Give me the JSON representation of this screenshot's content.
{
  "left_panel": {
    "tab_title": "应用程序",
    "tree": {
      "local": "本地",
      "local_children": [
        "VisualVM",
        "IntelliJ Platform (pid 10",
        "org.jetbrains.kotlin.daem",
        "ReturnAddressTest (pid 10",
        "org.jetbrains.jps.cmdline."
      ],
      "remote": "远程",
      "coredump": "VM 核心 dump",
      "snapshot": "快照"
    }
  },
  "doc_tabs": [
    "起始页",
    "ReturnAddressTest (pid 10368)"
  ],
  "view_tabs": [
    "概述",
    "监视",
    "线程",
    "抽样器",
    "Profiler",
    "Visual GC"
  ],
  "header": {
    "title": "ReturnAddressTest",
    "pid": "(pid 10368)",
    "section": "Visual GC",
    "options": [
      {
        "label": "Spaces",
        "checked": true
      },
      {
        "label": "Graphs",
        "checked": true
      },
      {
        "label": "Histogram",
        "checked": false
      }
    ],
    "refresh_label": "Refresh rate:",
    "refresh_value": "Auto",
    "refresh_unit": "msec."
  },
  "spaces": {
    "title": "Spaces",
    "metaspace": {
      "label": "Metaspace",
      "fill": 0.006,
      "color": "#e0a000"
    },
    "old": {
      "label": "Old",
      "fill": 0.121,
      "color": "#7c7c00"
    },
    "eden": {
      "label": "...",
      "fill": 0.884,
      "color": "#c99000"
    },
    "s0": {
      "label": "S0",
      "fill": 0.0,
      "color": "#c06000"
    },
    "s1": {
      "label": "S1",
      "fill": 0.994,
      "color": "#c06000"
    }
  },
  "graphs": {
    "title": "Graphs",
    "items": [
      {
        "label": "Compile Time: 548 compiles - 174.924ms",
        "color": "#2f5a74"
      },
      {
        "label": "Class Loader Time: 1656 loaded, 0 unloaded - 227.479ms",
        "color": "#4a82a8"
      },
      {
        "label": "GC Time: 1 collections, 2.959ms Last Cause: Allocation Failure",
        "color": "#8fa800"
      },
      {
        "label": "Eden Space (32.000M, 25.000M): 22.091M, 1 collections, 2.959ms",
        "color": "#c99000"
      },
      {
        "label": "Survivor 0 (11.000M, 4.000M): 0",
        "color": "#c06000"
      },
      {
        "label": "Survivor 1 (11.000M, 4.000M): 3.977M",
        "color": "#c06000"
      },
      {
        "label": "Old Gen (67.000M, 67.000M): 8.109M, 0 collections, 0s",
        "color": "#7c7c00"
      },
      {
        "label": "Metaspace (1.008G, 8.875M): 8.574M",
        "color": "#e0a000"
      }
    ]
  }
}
★ ★ ★
→ Your instructions
Pick out each line that holds the string "jetbrains".

→ Output of the task
        "org.jetbrains.kotlin.daem",
        "org.jetbrains.jps.cmdline."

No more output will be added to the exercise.